= THE EXERCISE =
Tally every line featuring "JSON", then give that tally alone.

[Source records]
— Start —
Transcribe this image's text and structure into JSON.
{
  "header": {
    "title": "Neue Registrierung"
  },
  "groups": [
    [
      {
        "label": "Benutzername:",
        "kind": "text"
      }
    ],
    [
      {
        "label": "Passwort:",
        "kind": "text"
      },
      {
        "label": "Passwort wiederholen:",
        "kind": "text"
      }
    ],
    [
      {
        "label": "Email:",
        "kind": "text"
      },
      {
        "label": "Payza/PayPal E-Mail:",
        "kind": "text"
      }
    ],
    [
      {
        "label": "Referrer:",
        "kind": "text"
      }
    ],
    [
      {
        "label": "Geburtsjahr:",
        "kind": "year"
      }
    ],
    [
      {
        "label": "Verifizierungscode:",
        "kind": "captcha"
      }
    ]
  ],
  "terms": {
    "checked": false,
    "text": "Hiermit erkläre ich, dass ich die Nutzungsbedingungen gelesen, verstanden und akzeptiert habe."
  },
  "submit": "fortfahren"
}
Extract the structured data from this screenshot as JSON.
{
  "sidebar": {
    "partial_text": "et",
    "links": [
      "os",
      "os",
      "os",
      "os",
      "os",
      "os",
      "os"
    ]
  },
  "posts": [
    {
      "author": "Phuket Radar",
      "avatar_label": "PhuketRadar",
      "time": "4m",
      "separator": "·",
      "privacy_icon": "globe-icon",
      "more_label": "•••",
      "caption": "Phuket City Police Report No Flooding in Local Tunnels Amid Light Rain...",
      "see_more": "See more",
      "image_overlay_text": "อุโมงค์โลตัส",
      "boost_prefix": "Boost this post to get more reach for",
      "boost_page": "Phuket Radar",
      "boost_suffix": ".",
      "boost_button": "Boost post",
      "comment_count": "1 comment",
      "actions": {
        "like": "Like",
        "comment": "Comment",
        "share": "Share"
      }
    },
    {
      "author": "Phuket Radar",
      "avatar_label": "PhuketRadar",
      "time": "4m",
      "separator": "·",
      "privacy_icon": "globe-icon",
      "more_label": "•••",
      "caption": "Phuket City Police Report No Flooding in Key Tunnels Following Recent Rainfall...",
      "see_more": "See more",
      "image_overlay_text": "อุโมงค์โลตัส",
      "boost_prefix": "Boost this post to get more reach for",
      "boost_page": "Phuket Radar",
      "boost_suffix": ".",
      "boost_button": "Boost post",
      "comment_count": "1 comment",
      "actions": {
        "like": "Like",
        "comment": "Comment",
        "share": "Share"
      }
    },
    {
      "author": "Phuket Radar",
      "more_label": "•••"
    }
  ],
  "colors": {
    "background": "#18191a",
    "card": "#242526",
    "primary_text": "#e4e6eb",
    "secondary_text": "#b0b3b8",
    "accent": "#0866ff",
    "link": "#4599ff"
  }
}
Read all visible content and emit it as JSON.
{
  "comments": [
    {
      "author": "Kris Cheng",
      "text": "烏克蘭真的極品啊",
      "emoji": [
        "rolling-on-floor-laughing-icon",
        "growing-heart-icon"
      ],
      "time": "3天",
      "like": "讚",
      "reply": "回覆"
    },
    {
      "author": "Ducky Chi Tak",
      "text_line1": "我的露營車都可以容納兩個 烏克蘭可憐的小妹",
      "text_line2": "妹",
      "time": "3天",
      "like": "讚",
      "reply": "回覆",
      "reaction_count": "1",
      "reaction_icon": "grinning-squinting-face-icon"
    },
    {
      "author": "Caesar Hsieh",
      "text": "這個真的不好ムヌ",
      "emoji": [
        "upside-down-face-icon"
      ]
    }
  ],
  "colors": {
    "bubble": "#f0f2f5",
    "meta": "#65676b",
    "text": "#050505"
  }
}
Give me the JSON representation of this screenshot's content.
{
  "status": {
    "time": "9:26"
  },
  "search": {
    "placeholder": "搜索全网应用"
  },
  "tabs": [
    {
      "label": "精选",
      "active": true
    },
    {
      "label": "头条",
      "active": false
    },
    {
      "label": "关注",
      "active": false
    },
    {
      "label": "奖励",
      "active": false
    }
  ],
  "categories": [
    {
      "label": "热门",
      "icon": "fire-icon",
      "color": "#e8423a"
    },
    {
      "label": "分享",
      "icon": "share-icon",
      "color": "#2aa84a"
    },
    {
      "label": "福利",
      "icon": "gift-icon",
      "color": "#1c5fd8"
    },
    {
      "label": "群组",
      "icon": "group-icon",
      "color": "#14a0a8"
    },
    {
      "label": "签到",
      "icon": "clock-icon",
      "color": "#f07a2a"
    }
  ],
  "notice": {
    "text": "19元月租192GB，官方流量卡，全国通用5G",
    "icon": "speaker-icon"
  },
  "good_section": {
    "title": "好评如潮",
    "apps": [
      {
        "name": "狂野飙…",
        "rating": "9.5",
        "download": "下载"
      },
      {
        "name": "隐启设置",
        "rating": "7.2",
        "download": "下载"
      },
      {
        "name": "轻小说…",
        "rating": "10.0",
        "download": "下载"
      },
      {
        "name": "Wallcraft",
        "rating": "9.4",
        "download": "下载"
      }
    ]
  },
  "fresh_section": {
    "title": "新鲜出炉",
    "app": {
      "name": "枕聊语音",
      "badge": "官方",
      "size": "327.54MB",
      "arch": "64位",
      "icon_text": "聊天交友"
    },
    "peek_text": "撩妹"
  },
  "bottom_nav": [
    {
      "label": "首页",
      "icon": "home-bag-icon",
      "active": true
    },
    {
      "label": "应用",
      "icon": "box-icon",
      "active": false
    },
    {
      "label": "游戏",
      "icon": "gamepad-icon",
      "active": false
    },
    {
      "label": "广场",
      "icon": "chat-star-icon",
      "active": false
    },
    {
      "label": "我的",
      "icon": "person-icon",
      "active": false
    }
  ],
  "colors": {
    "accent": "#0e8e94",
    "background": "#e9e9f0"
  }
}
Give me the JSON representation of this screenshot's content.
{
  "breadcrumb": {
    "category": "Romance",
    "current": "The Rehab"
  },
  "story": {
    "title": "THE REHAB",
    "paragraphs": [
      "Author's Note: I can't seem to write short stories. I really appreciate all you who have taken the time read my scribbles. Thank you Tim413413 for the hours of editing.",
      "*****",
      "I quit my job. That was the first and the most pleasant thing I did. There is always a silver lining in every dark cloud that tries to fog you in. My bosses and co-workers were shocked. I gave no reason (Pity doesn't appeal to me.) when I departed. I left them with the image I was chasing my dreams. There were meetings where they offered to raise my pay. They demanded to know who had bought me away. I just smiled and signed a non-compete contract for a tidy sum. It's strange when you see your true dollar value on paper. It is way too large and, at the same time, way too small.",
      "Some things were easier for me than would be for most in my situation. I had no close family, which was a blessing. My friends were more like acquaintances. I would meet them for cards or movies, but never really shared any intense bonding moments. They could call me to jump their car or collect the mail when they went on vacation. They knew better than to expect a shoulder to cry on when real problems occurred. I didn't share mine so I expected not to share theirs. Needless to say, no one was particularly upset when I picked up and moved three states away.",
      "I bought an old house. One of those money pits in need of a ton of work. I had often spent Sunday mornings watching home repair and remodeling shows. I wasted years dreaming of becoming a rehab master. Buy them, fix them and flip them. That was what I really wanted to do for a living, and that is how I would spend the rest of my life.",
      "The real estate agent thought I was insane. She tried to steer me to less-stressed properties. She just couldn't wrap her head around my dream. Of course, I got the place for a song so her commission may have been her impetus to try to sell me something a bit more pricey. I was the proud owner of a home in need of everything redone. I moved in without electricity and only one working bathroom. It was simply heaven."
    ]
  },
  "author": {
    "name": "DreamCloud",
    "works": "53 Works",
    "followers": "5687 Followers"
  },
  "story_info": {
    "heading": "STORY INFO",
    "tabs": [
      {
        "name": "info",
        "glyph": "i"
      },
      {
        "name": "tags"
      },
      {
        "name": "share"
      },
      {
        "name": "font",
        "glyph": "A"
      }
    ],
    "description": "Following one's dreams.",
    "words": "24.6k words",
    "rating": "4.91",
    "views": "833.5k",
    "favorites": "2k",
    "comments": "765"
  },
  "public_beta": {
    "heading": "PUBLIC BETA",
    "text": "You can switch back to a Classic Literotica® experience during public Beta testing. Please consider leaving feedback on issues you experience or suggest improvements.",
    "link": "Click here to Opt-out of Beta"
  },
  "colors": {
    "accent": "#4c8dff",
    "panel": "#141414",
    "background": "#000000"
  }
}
— End —
= FINISHED TASK =
5